> Given request
Every line below that holds the string "title" should be copied out.

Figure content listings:

- - - - - - -

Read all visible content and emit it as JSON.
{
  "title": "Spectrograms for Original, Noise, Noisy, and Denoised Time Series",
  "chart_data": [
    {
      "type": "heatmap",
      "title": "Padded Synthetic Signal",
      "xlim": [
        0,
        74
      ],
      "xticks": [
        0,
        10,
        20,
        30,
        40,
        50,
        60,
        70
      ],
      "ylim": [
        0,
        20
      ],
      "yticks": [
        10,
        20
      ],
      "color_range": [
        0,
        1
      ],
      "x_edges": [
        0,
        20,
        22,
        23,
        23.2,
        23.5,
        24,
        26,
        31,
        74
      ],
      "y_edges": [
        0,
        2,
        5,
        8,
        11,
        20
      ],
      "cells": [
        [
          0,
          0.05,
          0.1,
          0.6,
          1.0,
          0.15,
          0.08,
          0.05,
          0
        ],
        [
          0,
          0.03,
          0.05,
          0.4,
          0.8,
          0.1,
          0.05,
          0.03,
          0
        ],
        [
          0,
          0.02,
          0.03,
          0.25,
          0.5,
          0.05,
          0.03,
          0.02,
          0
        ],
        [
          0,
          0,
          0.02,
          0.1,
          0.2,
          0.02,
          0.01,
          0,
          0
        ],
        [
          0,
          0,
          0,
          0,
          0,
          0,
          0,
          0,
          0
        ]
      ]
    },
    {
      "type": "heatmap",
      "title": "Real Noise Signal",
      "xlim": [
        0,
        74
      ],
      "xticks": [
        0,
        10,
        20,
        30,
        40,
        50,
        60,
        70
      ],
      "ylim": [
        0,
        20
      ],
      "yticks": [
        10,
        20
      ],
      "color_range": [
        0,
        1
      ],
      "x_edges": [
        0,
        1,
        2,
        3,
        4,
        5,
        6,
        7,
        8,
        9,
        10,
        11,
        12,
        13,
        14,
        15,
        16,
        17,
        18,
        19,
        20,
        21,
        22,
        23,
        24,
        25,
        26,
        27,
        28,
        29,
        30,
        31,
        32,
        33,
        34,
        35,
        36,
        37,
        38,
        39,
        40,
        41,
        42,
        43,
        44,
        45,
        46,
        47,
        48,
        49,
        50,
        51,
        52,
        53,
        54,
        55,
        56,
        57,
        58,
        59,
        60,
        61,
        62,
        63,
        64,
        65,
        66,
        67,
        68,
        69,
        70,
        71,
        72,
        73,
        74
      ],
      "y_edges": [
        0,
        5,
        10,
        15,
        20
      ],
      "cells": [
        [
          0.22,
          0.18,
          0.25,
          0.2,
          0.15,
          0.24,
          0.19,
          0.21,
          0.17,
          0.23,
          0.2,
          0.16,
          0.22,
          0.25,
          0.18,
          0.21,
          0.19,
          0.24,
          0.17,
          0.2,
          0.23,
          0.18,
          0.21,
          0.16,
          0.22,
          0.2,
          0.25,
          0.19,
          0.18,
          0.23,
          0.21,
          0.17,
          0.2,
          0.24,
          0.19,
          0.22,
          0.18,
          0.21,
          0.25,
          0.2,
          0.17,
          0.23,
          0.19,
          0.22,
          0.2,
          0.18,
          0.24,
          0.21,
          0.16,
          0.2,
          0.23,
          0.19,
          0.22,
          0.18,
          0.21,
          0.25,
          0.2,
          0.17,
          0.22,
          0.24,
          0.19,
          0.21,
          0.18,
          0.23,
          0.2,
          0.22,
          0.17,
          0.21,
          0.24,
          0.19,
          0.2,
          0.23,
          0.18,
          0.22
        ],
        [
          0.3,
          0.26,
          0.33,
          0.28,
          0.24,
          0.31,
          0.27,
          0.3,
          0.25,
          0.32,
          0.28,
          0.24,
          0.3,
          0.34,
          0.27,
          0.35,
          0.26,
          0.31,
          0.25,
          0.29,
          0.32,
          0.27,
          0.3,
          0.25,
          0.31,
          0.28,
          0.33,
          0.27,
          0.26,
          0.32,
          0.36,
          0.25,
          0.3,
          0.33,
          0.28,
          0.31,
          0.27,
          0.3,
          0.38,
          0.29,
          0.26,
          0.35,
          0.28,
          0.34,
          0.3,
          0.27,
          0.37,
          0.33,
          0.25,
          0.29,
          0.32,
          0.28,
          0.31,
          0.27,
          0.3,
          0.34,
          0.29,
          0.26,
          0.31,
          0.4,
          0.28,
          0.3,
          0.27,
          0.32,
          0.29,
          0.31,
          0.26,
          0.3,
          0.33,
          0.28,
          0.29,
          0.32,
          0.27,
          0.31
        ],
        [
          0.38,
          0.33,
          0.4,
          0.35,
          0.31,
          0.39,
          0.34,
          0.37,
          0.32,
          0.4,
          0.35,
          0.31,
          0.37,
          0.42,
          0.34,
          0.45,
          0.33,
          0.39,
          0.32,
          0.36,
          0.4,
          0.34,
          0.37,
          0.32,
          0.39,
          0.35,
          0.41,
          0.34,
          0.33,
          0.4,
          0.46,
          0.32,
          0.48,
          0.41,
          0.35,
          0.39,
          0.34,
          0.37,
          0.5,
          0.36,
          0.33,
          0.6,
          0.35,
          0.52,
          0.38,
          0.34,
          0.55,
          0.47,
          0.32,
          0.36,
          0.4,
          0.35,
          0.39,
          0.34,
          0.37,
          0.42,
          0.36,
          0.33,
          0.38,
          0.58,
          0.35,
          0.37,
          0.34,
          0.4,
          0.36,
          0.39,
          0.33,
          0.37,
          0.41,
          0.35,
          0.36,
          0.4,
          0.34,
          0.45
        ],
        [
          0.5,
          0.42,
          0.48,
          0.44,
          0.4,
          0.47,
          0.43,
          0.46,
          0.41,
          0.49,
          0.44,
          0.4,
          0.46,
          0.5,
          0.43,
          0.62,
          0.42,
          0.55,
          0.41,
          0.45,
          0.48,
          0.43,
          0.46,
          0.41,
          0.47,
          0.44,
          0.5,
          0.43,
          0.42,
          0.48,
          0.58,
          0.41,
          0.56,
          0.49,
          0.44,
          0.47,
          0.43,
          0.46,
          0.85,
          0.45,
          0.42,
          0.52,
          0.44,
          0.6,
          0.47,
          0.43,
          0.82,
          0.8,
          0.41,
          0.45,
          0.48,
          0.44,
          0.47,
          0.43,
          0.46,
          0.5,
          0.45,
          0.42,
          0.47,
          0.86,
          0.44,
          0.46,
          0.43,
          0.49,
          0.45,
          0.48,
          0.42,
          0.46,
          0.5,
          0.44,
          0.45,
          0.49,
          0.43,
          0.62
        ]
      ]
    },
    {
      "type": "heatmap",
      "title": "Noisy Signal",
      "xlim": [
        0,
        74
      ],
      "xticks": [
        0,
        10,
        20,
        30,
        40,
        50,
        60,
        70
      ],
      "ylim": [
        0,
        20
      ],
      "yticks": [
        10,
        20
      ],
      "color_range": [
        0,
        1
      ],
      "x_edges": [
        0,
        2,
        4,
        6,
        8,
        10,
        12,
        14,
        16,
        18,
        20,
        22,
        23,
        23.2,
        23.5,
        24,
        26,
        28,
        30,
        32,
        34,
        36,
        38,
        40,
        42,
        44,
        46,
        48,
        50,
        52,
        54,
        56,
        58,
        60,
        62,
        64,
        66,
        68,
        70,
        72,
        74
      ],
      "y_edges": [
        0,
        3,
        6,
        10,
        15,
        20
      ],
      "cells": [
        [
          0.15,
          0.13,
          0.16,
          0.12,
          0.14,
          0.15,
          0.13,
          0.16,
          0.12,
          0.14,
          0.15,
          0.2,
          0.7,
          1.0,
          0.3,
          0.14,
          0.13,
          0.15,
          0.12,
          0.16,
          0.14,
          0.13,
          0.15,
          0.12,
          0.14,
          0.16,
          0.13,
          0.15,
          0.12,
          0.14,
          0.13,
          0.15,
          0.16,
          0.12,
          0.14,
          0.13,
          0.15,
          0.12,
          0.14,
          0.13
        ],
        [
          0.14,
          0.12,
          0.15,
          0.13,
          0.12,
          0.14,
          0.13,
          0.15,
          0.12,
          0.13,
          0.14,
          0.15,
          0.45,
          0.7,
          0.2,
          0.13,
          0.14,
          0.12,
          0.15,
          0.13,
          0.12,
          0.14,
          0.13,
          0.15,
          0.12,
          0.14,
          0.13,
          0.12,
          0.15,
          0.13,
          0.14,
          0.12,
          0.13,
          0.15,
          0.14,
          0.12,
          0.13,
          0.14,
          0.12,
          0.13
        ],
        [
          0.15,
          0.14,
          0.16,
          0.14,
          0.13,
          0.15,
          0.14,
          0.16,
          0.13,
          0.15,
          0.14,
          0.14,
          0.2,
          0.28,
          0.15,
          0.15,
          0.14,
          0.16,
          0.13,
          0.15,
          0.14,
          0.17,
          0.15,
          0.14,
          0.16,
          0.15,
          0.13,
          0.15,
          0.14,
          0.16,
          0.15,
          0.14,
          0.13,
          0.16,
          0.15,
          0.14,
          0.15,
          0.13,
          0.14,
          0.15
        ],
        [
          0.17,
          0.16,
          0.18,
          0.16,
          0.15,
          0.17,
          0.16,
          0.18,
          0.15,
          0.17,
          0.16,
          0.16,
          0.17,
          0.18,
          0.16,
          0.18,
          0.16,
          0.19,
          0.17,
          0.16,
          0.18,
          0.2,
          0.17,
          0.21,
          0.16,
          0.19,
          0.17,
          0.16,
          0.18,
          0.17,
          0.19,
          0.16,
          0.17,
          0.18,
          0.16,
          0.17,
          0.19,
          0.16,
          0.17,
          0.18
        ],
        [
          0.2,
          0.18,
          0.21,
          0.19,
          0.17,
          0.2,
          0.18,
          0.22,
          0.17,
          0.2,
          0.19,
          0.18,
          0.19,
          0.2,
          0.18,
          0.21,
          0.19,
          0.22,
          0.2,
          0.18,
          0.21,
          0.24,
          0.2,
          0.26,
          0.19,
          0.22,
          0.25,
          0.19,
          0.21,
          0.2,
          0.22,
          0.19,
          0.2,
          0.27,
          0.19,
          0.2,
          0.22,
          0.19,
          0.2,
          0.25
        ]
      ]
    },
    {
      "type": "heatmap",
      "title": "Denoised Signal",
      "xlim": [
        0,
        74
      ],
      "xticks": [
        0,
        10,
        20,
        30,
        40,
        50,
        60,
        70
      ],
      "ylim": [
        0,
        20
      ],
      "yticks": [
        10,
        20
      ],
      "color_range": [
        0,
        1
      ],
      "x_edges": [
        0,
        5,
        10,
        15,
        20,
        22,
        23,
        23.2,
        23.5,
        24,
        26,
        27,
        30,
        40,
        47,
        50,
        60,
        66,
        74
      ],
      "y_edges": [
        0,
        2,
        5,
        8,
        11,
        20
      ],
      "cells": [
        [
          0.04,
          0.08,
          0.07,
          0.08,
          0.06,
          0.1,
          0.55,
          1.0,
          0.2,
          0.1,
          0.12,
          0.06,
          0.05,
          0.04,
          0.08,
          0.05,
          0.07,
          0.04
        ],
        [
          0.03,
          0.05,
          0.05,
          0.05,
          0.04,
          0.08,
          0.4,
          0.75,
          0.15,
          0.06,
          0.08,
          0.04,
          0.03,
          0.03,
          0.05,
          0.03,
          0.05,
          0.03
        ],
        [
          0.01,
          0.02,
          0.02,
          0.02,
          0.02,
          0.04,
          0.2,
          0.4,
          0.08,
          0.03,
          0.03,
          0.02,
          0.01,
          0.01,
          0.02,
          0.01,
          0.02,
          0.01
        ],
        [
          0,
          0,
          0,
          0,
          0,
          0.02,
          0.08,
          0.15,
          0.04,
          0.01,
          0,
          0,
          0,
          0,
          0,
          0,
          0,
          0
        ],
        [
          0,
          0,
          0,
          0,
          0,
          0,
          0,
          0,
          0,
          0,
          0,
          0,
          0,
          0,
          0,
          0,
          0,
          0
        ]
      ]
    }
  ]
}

- - - - - - -

> The output
  "title": "Spectrograms for Original, Noise, Noisy, and Denoised Time Series",
      "title": "Padded Synthetic Signal",
      "title": "Real Noise Signal",
      "title": "Noisy Signal",
      "title": "Denoised Signal",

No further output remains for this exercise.